▶ _WHAT THIS TASK INVOLVES_:
Render every entry verbatim.

▶ _MATERIAL FOR THIS TASK_:

####################

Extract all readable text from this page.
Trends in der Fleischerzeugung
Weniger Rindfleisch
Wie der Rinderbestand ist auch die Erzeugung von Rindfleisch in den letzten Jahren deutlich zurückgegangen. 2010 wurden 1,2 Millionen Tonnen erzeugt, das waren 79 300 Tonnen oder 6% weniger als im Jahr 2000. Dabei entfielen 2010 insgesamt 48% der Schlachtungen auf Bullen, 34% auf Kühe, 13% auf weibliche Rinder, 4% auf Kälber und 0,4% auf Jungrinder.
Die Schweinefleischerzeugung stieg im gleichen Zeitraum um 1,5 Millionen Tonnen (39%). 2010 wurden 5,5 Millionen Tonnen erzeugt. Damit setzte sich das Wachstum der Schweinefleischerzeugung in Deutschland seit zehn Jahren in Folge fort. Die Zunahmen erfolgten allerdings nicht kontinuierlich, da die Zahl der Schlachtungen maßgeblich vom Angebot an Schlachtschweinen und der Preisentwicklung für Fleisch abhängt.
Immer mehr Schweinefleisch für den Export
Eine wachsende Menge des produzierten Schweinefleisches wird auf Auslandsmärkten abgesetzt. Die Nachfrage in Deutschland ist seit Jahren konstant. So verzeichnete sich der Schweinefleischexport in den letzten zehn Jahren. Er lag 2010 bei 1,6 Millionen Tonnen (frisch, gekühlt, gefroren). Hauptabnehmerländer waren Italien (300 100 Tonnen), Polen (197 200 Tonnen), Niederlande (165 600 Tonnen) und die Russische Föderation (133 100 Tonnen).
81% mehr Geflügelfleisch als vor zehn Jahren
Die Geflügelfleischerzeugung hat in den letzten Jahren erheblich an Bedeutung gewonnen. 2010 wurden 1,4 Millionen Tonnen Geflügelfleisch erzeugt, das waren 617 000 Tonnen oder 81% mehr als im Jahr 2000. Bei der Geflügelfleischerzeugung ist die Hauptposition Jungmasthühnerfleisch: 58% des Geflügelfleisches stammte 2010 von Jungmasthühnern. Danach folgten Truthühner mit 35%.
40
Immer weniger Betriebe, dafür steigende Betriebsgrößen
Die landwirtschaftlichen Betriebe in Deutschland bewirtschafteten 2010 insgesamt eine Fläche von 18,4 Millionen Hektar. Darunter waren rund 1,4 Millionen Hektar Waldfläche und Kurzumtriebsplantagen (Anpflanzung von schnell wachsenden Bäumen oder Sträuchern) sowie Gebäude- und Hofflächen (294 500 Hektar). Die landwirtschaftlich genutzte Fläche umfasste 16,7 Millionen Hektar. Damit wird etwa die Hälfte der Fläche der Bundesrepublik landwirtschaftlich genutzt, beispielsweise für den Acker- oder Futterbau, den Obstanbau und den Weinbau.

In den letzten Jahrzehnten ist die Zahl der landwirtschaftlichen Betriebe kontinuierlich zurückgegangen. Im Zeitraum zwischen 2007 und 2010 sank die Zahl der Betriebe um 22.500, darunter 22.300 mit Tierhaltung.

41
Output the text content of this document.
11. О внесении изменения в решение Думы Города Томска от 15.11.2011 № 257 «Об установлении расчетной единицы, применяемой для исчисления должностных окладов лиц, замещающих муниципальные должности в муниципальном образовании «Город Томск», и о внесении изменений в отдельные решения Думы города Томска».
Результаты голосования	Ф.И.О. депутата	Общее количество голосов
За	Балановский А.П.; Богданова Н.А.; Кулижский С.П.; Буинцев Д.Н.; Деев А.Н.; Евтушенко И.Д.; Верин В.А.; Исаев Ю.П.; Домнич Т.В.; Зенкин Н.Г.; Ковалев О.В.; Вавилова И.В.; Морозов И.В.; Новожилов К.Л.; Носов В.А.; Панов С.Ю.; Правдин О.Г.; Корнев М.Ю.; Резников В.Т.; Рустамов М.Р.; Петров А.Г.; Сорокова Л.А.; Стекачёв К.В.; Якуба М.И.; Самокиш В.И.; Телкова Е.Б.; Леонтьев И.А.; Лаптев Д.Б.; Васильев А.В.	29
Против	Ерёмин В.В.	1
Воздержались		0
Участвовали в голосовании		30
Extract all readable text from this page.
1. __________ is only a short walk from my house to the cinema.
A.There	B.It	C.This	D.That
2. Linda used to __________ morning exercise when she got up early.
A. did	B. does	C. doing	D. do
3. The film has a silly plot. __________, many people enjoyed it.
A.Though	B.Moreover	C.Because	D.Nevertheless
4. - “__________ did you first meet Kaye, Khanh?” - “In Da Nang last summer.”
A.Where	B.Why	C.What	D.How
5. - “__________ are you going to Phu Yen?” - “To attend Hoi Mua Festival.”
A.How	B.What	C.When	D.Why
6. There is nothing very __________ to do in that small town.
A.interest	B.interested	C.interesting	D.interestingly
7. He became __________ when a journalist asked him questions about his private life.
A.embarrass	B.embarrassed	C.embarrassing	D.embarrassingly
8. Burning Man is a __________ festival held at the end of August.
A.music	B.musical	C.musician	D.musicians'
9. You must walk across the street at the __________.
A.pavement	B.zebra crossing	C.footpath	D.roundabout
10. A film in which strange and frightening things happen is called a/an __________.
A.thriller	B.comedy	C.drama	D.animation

####################

▶ _EXERCISE ANSWER_:
Extract all readable text from this page.
Trends in der Fleischerzeugung
Weniger Rindfleisch
Wie der Rinderbestand ist auch die Erzeugung von Rindfleisch in den letzten Jahren deutlich zurückgegangen. 2010 wurden 1,2 Millionen Tonnen erzeugt, das waren 79 300 Tonnen oder 6% weniger als im Jahr 2000. Dabei entfielen 2010 insgesamt 48% der Schlachtungen auf Bullen, 34% auf Kühe, 13% auf weibliche Rinder, 4% auf Kälber und 0,4% auf Jungrinder.
Die Schweinefleischerzeugung stieg im gleichen Zeitraum um 1,5 Millionen Tonnen (39%). 2010 wurden 5,5 Millionen Tonnen erzeugt. Damit setzte sich das Wachstum der Schweinefleischerzeugung in Deutschland seit zehn Jahren in Folge fort. Die Zunahmen erfolgten allerdings nicht kontinuierlich, da die Zahl der Schlachtungen maßgeblich vom Angebot an Schlachtschweinen und der Preisentwicklung für Fleisch abhängt.
Immer mehr Schweinefleisch für den Export
Eine wachsende Menge des produzierten Schweinefleisches wird auf Auslandsmärkten abgesetzt. Die Nachfrage in Deutschland ist seit Jahren konstant. So verzeichnete sich der Schweinefleischexport in den letzten zehn Jahren. Er lag 2010 bei 1,6 Millionen Tonnen (frisch, gekühlt, gefroren). Hauptabnehmerländer waren Italien (300 100 Tonnen), Polen (197 200 Tonnen), Niederlande (165 600 Tonnen) und die Russische Föderation (133 100 Tonnen).
81% mehr Geflügelfleisch als vor zehn Jahren
Die Geflügelfleischerzeugung hat in den letzten Jahren erheblich an Bedeutung gewonnen. 2010 wurden 1,4 Millionen Tonnen Geflügelfleisch erzeugt, das waren 617 000 Tonnen oder 81% mehr als im Jahr 2000. Bei der Geflügelfleischerzeugung ist die Hauptposition Jungmasthühnerfleisch: 58% des Geflügelfleisches stammte 2010 von Jungmasthühnern. Danach folgten Truthühner mit 35%.
40
Immer weniger Betriebe, dafür steigende Betriebsgrößen
Die landwirtschaftlichen Betriebe in Deutschland bewirtschafteten 2010 insgesamt eine Fläche von 18,4 Millionen Hektar. Darunter waren rund 1,4 Millionen Hektar Waldfläche und Kurzumtriebsplantagen (Anpflanzung von schnell wachsenden Bäumen oder Sträuchern) sowie Gebäude- und Hofflächen (294 500 Hektar). Die landwirtschaftlich genutzte Fläche umfasste 16,7 Millionen Hektar. Damit wird etwa die Hälfte der Fläche der Bundesrepublik landwirtschaftlich genutzt, beispielsweise für den Acker- oder Futterbau, den Obstanbau und den Weinbau.

In den letzten Jahrzehnten ist die Zahl der landwirtschaftlichen Betriebe kontinuierlich zurückgegangen. Im Zeitraum zwischen 2007 und 2010 sank die Zahl der Betriebe um 22.500, darunter 22.300 mit Tierhaltung.

41
Output the text content of this document.
11. О внесении изменения в решение Думы Города Томска от 15.11.2011 № 257 «Об установлении расчетной единицы, применяемой для исчисления должностных окладов лиц, замещающих муниципальные должности в муниципальном образовании «Город Томск», и о внесении изменений в отдельные решения Думы города Томска».
Результаты голосования	Ф.И.О. депутата	Общее количество голосов
За	Балановский А.П.; Богданова Н.А.; Кулижский С.П.; Буинцев Д.Н.; Деев А.Н.; Евтушенко И.Д.; Верин В.А.; Исаев Ю.П.; Домнич Т.В.; Зенкин Н.Г.; Ковалев О.В.; Вавилова И.В.; Морозов И.В.; Новожилов К.Л.; Носов В.А.; Панов С.Ю.; Правдин О.Г.; Корнев М.Ю.; Резников В.Т.; Рустамов М.Р.; Петров А.Г.; Сорокова Л.А.; Стекачёв К.В.; Якуба М.И.; Самокиш В.И.; Телкова Е.Б.; Леонтьев И.А.; Лаптев Д.Б.; Васильев А.В.	29
Против	Ерёмин В.В.	1
Воздержались		0
Участвовали в голосовании		30
Extract all readable text from this page.
1. __________ is only a short walk from my house to the cinema.
A.There	B.It	C.This	D.That
2. Linda used to __________ morning exercise when she got up early.
A. did	B. does	C. doing	D. do
3. The film has a silly plot. __________, many people enjoyed it.
A.Though	B.Moreover	C.Because	D.Nevertheless
4. - “__________ did you first meet Kaye, Khanh?” - “In Da Nang last summer.”
A.Where	B.Why	C.What	D.How
5. - “__________ are you going to Phu Yen?” - “To attend Hoi Mua Festival.”
A.How	B.What	C.When	D.Why
6. There is nothing very __________ to do in that small town.
A.interest	B.interested	C.interesting	D.interestingly
7. He became __________ when a journalist asked him questions about his private life.
A.embarrass	B.embarrassed	C.embarrassing	D.embarrassingly
8. Burning Man is a __________ festival held at the end of August.
A.music	B.musical	C.musician	D.musicians'
9. You must walk across the street at the __________.
A.pavement	B.zebra crossing	C.footpath	D.roundabout
10. A film in which strange and frightening things happen is called a/an __________.
A.thriller	B.comedy	C.drama	D.animation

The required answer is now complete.